> TASK PROMPT
Copy out all of the material exactly as presented.

** Start of RECORD SET **

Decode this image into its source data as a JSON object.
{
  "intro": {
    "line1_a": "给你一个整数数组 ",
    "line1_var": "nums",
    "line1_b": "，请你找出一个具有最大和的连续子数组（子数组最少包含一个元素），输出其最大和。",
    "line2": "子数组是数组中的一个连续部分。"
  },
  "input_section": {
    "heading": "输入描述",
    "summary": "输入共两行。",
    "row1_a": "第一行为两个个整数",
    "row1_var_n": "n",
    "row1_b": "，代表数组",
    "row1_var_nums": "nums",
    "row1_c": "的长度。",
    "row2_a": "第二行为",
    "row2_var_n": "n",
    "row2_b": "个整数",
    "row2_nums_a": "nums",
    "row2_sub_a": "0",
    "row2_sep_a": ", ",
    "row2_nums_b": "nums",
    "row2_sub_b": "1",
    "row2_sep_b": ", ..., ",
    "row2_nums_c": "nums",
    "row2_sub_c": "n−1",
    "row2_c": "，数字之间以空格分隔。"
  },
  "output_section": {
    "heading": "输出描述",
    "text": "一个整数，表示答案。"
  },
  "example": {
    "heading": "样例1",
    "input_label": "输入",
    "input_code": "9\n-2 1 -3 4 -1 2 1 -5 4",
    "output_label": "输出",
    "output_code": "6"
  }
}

** End of RECORD SET **

> FULL SOLUTION
Decode this image into its source data as a JSON object.
{
  "intro": {
    "line1_a": "给你一个整数数组 ",
    "line1_var": "nums",
    "line1_b": "，请你找出一个具有最大和的连续子数组（子数组最少包含一个元素），输出其最大和。",
    "line2": "子数组是数组中的一个连续部分。"
  },
  "input_section": {
    "heading": "输入描述",
    "summary": "输入共两行。",
    "row1_a": "第一行为两个个整数",
    "row1_var_n": "n",
    "row1_b": "，代表数组",
    "row1_var_nums": "nums",
    "row1_c": "的长度。",
    "row2_a": "第二行为",
    "row2_var_n": "n",
    "row2_b": "个整数",
    "row2_nums_a": "nums",
    "row2_sub_a": "0",
    "row2_sep_a": ", ",
    "row2_nums_b": "nums",
    "row2_sub_b": "1",
    "row2_sep_b": ", ..., ",
    "row2_nums_c": "nums",
    "row2_sub_c": "n−1",
    "row2_c": "，数字之间以空格分隔。"
  },
  "output_section": {
    "heading": "输出描述",
    "text": "一个整数，表示答案。"
  },
  "example": {
    "heading": "样例1",
    "input_label": "输入",
    "input_code": "9\n-2 1 -3 4 -1 2 1 -5 4",
    "output_label": "输出",
    "output_code": "6"
  }
}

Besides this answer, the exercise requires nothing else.